--- What is being asked ---
Give back every line exactly as it appears, pictures excluded.

--- Source records ---
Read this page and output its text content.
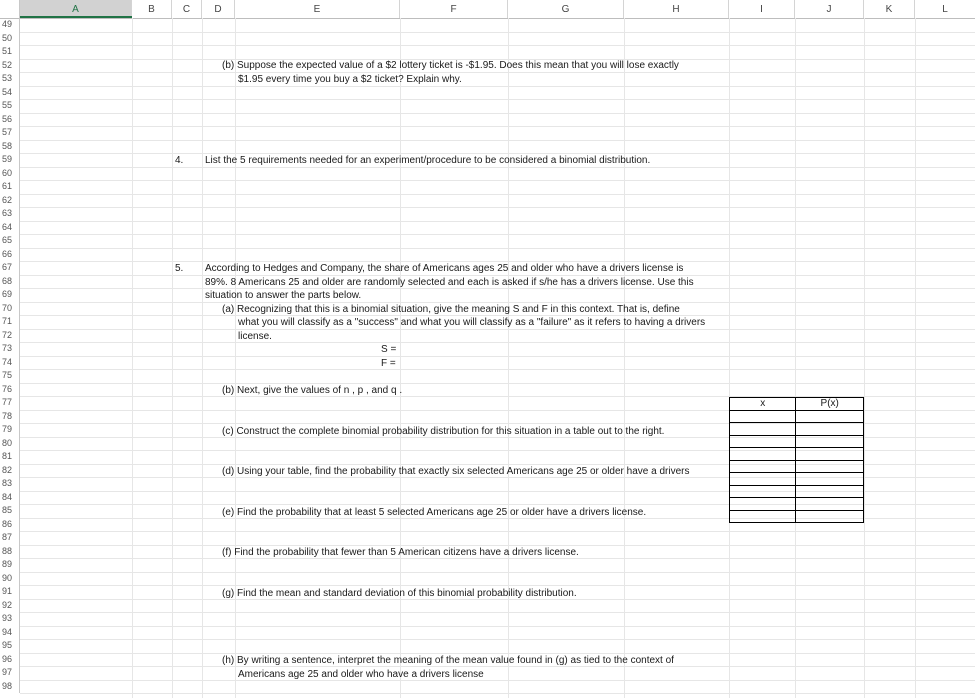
A	B	C	D	E	F	G	H	I	J	K	L
49
50
51
52
53
54
55
56
57
58
59
60
61
62
63
64
65
66
67
68
69
70
71
72
73
74
75
76
77
78
79
80
81
82
83
84
85
86
87
88
89
90
91
92
93
94
95
96
97
98
(b) Suppose the expected value of a $2 lottery ticket is -$1.95. Does this mean that you will lose exactly
$1.95 every time you buy a $2 ticket? Explain why.
4. List the 5 requirements needed for an experiment/procedure to be considered a binomial distribution.
5. According to Hedges and Company, the share of Americans ages 25 and older who have a drivers license is
89%. 8 Americans 25 and older are randomly selected and each is asked if s/he has a drivers license. Use this
situation to answer the parts below.
(a) Recognizing that this is a binomial situation, give the meaning S and F in this context. That is, define
what you will classify as a "success" and what you will classify as a "failure" as it refers to having a drivers
license.
S =
F =
(b) Next, give the values of n , p , and q .
(c) Construct the complete binomial probability distribution for this situation in a table out to the right.
(d) Using your table, find the probability that exactly six selected Americans age 25 or older have a drivers
(e) Find the probability that at least 5 selected Americans age 25 or older have a drivers license.
(f) Find the probability that fewer than 5 American citizens have a drivers license.
(g) Find the mean and standard deviation of this binomial probability distribution.
(h) By writing a sentence, interpret the meaning of the mean value found in (g) as tied to the context of
Americans age 25 and older who have a drivers license
x	P(x)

--- Exercise solution ---
Read this page and output its text content.
A	B	C	D	E	F	G	H	I	J	K	L
49
50
51
52
53
54
55
56
57
58
59
60
61
62
63
64
65
66
67
68
69
70
71
72
73
74
75
76
77
78
79
80
81
82
83
84
85
86
87
88
89
90
91
92
93
94
95
96
97
98
(b) Suppose the expected value of a $2 lottery ticket is -$1.95. Does this mean that you will lose exactly
$1.95 every time you buy a $2 ticket? Explain why.
4. List the 5 requirements needed for an experiment/procedure to be considered a binomial distribution.
5. According to Hedges and Company, the share of Americans ages 25 and older who have a drivers license is
89%. 8 Americans 25 and older are randomly selected and each is asked if s/he has a drivers license. Use this
situation to answer the parts below.
(a) Recognizing that this is a binomial situation, give the meaning S and F in this context. That is, define
what you will classify as a "success" and what you will classify as a "failure" as it refers to having a drivers
license.
S =
F =
(b) Next, give the values of n , p , and q .
(c) Construct the complete binomial probability distribution for this situation in a table out to the right.
(d) Using your table, find the probability that exactly six selected Americans age 25 or older have a drivers
(e) Find the probability that at least 5 selected Americans age 25 or older have a drivers license.
(f) Find the probability that fewer than 5 American citizens have a drivers license.
(g) Find the mean and standard deviation of this binomial probability distribution.
(h) By writing a sentence, interpret the meaning of the mean value found in (g) as tied to the context of
Americans age 25 and older who have a drivers license
x	P(x)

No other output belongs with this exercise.